§ Data lines:
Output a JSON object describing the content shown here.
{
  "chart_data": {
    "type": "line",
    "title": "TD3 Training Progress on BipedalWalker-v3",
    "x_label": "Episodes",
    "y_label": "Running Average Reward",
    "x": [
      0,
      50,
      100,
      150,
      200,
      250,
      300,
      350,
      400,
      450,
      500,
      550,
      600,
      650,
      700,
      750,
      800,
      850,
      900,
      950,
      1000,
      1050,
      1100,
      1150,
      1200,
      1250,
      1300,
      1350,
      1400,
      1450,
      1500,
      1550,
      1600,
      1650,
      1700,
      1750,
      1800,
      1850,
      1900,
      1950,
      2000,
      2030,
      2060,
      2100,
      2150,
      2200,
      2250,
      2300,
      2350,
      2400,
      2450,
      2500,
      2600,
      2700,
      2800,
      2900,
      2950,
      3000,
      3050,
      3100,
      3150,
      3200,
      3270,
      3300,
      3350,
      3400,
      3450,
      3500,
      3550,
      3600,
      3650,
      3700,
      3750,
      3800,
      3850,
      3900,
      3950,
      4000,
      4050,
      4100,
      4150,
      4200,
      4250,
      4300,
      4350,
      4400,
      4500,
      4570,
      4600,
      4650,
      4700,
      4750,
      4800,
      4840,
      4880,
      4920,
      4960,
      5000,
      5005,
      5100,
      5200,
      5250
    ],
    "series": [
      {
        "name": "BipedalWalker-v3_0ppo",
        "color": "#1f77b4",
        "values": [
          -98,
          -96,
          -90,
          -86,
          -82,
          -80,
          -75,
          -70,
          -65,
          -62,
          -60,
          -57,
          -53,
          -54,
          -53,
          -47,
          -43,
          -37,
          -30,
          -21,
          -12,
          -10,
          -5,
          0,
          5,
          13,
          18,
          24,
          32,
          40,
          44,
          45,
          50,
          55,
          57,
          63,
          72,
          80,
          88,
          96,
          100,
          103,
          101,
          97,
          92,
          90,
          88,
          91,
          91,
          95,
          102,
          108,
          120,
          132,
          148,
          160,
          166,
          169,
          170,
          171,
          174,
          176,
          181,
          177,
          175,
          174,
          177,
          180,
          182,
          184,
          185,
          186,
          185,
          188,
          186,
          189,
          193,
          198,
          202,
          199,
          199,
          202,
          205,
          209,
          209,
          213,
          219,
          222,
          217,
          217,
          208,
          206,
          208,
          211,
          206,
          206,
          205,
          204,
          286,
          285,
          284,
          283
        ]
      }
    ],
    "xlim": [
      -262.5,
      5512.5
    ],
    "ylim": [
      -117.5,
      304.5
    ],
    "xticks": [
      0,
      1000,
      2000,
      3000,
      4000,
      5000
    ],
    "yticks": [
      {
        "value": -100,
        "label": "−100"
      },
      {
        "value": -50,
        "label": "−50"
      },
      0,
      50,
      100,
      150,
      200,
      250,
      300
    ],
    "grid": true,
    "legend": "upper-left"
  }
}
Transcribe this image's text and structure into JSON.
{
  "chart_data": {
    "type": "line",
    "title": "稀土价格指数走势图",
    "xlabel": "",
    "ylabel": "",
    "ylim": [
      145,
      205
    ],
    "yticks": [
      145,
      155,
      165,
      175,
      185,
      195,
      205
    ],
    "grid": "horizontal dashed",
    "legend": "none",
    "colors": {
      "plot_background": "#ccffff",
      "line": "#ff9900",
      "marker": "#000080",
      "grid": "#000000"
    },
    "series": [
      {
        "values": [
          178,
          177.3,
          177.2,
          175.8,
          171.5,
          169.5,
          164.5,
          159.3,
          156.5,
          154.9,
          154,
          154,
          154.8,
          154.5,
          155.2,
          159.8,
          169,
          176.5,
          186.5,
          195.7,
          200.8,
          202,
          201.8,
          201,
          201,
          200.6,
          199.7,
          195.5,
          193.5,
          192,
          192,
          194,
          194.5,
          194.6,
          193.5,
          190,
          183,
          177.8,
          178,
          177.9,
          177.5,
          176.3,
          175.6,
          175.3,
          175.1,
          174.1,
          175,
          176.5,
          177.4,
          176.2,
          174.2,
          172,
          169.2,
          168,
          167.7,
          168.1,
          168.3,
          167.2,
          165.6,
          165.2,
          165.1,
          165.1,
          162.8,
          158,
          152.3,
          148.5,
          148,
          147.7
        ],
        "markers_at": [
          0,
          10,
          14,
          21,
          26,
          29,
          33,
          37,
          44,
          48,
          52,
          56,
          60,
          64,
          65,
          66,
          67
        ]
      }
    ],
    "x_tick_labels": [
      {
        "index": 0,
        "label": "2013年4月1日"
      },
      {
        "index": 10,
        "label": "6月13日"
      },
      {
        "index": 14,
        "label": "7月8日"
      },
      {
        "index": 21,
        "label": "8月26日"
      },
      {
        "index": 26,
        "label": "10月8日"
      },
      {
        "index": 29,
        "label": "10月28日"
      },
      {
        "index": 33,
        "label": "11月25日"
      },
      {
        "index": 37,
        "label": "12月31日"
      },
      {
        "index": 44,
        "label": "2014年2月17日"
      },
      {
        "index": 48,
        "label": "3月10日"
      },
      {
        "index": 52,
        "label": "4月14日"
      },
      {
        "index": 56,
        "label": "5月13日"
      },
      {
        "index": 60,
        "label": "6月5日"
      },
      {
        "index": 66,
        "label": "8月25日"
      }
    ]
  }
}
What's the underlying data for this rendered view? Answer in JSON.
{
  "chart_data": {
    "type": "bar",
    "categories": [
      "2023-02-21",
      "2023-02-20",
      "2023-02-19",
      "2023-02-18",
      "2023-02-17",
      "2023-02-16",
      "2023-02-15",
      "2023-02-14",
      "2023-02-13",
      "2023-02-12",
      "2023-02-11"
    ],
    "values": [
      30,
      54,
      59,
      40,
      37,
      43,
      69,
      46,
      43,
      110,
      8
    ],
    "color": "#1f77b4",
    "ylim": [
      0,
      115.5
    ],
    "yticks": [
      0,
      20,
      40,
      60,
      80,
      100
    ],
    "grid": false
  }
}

§ Exercise prompt: Check each line of the records for "JSON" and copy the ones that contain it.

§ Task response:
Output a JSON object describing the content shown here.
Transcribe this image's text and structure into JSON.
What's the underlying data for this rendered view? Answer in JSON.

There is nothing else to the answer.